GIVEN DATA:
******

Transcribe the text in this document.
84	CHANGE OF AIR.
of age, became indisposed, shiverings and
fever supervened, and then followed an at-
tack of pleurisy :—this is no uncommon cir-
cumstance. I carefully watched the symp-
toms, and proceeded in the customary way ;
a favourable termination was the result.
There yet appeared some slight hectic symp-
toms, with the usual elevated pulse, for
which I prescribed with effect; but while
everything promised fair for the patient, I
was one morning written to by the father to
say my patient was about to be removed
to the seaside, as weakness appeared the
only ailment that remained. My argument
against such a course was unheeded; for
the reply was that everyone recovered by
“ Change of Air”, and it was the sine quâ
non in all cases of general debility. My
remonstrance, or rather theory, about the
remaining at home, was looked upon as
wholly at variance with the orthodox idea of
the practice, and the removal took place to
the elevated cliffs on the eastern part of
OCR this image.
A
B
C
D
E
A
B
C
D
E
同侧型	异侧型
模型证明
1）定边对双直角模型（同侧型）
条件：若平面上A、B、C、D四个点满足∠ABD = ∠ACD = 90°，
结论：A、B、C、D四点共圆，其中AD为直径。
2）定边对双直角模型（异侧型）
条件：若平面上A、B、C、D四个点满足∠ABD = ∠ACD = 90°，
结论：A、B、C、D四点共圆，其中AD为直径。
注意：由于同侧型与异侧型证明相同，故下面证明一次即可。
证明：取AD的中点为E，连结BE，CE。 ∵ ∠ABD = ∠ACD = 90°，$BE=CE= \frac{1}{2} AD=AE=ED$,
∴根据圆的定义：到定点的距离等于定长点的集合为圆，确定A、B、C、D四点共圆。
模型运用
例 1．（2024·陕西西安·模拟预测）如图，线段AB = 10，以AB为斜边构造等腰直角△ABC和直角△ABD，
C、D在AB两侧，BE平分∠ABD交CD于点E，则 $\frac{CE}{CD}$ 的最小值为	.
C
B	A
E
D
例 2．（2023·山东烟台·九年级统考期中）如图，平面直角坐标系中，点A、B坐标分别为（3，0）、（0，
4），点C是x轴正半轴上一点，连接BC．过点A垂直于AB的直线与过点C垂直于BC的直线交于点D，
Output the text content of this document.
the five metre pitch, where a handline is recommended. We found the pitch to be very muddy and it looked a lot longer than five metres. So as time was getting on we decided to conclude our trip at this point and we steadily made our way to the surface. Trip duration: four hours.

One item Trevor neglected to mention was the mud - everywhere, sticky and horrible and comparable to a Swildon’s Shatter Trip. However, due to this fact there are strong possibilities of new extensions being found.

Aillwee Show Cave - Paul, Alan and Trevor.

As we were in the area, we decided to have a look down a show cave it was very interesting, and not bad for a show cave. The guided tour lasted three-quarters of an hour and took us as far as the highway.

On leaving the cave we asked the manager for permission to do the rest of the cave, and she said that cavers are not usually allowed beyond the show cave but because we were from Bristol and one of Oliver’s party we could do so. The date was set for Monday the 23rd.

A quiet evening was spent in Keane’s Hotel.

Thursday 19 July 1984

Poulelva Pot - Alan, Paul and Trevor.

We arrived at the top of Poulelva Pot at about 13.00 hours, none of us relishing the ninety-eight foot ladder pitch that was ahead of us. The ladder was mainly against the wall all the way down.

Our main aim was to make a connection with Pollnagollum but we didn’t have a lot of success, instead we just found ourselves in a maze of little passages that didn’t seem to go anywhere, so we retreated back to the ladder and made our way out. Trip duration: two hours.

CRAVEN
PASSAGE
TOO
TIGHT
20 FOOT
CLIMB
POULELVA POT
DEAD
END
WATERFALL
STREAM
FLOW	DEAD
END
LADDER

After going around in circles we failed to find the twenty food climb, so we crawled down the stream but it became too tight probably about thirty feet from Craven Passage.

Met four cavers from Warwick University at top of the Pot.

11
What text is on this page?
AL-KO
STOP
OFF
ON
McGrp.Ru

******

THE TASK: Say how many lines in the records hold "were", with the number as the whole reply.

ANSWER FOR THE TASK: 2